-- Listed entries --
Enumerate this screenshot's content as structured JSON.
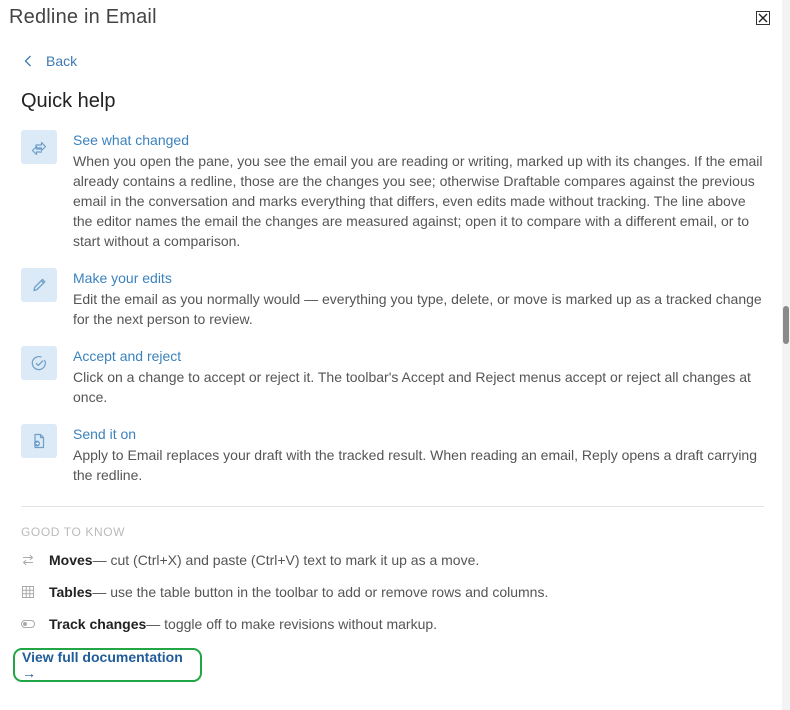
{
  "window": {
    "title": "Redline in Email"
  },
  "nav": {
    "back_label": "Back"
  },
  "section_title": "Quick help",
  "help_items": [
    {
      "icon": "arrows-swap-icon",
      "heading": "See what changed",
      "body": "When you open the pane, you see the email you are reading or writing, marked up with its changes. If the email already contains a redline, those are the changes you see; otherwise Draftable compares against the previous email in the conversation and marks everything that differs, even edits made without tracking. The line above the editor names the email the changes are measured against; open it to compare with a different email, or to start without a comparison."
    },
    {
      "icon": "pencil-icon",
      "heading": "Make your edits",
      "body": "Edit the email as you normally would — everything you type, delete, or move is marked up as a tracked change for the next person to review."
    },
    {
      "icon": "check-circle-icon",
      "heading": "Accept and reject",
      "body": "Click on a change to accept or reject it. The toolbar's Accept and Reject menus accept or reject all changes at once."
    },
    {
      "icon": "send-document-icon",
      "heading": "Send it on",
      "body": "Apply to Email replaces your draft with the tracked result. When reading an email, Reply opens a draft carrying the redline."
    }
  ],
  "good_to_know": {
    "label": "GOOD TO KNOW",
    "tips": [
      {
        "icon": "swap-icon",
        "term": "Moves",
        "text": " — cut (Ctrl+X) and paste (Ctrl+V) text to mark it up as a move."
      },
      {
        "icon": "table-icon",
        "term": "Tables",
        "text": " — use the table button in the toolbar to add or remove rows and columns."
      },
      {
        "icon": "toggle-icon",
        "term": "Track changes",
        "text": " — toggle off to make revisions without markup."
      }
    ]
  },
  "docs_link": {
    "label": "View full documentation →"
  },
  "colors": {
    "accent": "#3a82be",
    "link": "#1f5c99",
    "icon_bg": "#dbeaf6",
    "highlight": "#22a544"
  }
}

-- Instruction --
Restate each of the entries above word for word and skip every image.

-- Reply to the exercise --
Enumerate this screenshot's content as structured JSON.
{
  "window": {
    "title": "Redline in Email"
  },
  "nav": {
    "back_label": "Back"
  },
  "section_title": "Quick help",
  "help_items": [
    {
      "icon": "arrows-swap-icon",
      "heading": "See what changed",
      "body": "When you open the pane, you see the email you are reading or writing, marked up with its changes. If the email already contains a redline, those are the changes you see; otherwise Draftable compares against the previous email in the conversation and marks everything that differs, even edits made without tracking. The line above the editor names the email the changes are measured against; open it to compare with a different email, or to start without a comparison."
    },
    {
      "icon": "pencil-icon",
      "heading": "Make your edits",
      "body": "Edit the email as you normally would — everything you type, delete, or move is marked up as a tracked change for the next person to review."
    },
    {
      "icon": "check-circle-icon",
      "heading": "Accept and reject",
      "body": "Click on a change to accept or reject it. The toolbar's Accept and Reject menus accept or reject all changes at once."
    },
    {
      "icon": "send-document-icon",
      "heading": "Send it on",
      "body": "Apply to Email replaces your draft with the tracked result. When reading an email, Reply opens a draft carrying the redline."
    }
  ],
  "good_to_know": {
    "label": "GOOD TO KNOW",
    "tips": [
      {
        "icon": "swap-icon",
        "term": "Moves",
        "text": " — cut (Ctrl+X) and paste (Ctrl+V) text to mark it up as a move."
      },
      {
        "icon": "table-icon",
        "term": "Tables",
        "text": " — use the table button in the toolbar to add or remove rows and columns."
      },
      {
        "icon": "toggle-icon",
        "term": "Track changes",
        "text": " — toggle off to make revisions without markup."
      }
    ]
  },
  "docs_link": {
    "label": "View full documentation →"
  },
  "colors": {
    "accent": "#3a82be",
    "link": "#1f5c99",
    "icon_bg": "#dbeaf6",
    "highlight": "#22a544"
  }
}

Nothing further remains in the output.